Stored entries:
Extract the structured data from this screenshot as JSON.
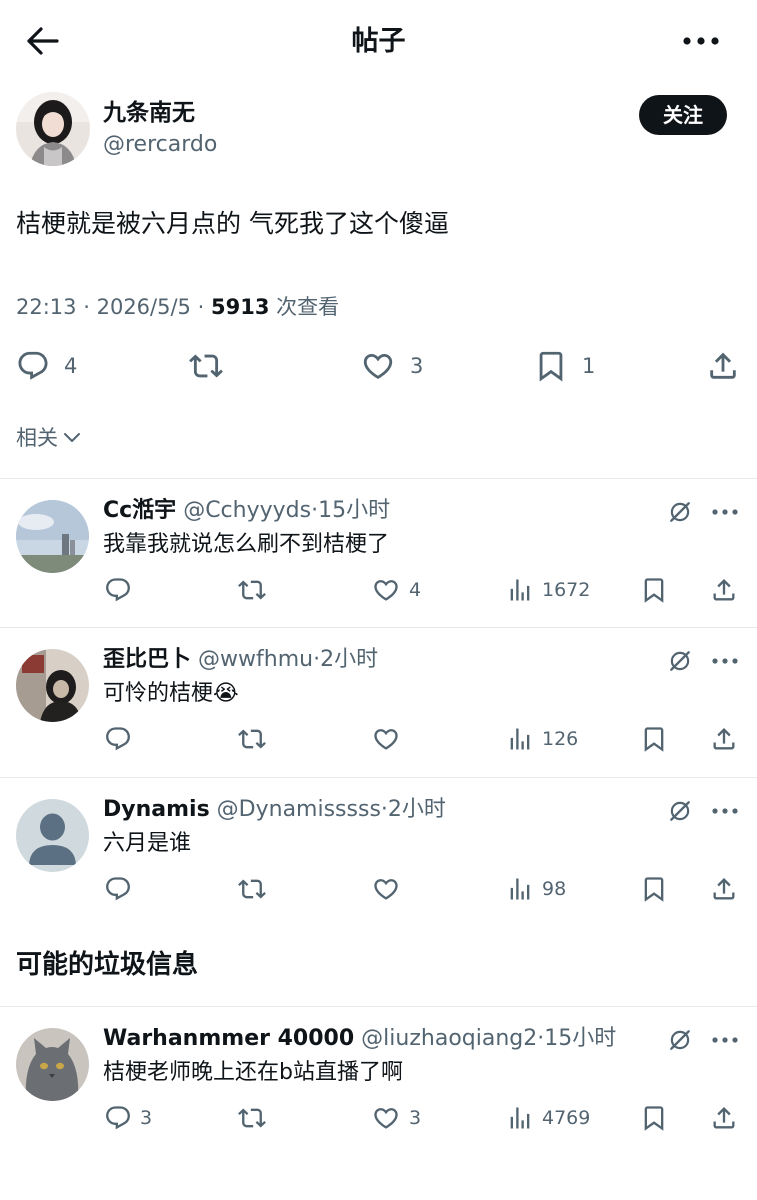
{
  "header": {
    "title": "帖子"
  },
  "main_post": {
    "author_name": "九条南无",
    "handle": "@rercardo",
    "follow_label": "关注",
    "text": "桔梗就是被六月点的 气死我了这个傻逼",
    "time": "22:13",
    "date": "2026/5/5",
    "views": "5913",
    "views_label": "次查看",
    "counts": {
      "replies": "4",
      "reposts": "",
      "likes": "3",
      "bookmarks": "1"
    }
  },
  "related": {
    "label": "相关"
  },
  "replies": [
    {
      "name": "Cc湉宇",
      "handle": "@Cchyyyds",
      "time": "15小时",
      "text": "我靠我就说怎么刷不到桔梗了",
      "reply_count": "",
      "repost_count": "",
      "like_count": "4",
      "views": "1672"
    },
    {
      "name": "歪比巴卜",
      "handle": "@wwfhmu",
      "time": "2小时",
      "text": "可怜的桔梗😭",
      "reply_count": "",
      "repost_count": "",
      "like_count": "",
      "views": "126"
    },
    {
      "name": "Dynamis",
      "handle": "@Dynamisssss",
      "time": "2小时",
      "text": "六月是谁",
      "reply_count": "",
      "repost_count": "",
      "like_count": "",
      "views": "98"
    }
  ],
  "spam_section": {
    "title": "可能的垃圾信息",
    "reply": {
      "name": "Warhanmmer 40000",
      "handle": "@liuzhaoqiang2",
      "time": "15小时",
      "text": "桔梗老师晚上还在b站直播了啊",
      "reply_count": "3",
      "repost_count": "",
      "like_count": "3",
      "views": "4769"
    }
  },
  "separator": "·",
  "colors": {
    "text": "#0f1419",
    "secondary": "#536471",
    "divider": "#e7e9ea",
    "follow_bg": "#0f1419"
  }
}
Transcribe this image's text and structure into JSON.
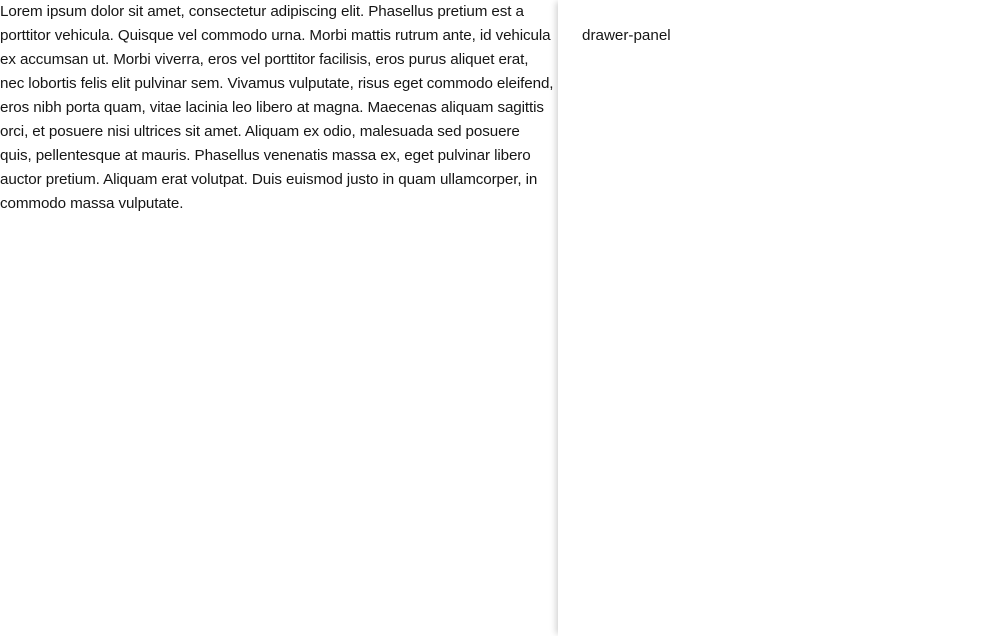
{
  "content": {
    "body_text": "Lorem ipsum dolor sit amet, consectetur adipiscing elit. Phasellus pretium est a porttitor vehicula. Quisque vel commodo urna. Morbi mattis rutrum ante, id vehicula ex accumsan ut. Morbi viverra, eros vel porttitor facilisis, eros purus aliquet erat, nec lobortis felis elit pulvinar sem. Vivamus vulputate, risus eget commodo eleifend, eros nibh porta quam, vitae lacinia leo libero at magna. Maecenas aliquam sagittis orci, et posuere nisi ultrices sit amet. Aliquam ex odio, malesuada sed posuere quis, pellentesque at mauris. Phasellus venenatis massa ex, eget pulvinar libero auctor pretium. Aliquam erat volutpat. Duis euismod justo in quam ullamcorper, in commodo massa vulputate."
  },
  "drawer": {
    "panel_label": "drawer-panel"
  }
}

TASK DETAILS: Filter the entries down to the lines with the word "handle" in them.

FINISHED EXERCISE:
    "handle": "@rercardo",
      "handle": "@Cchyyyds",
      "handle": "@wwfhmu",
      "handle": "@Dynamisssss",
      "handle": "@liuzhaoqiang2",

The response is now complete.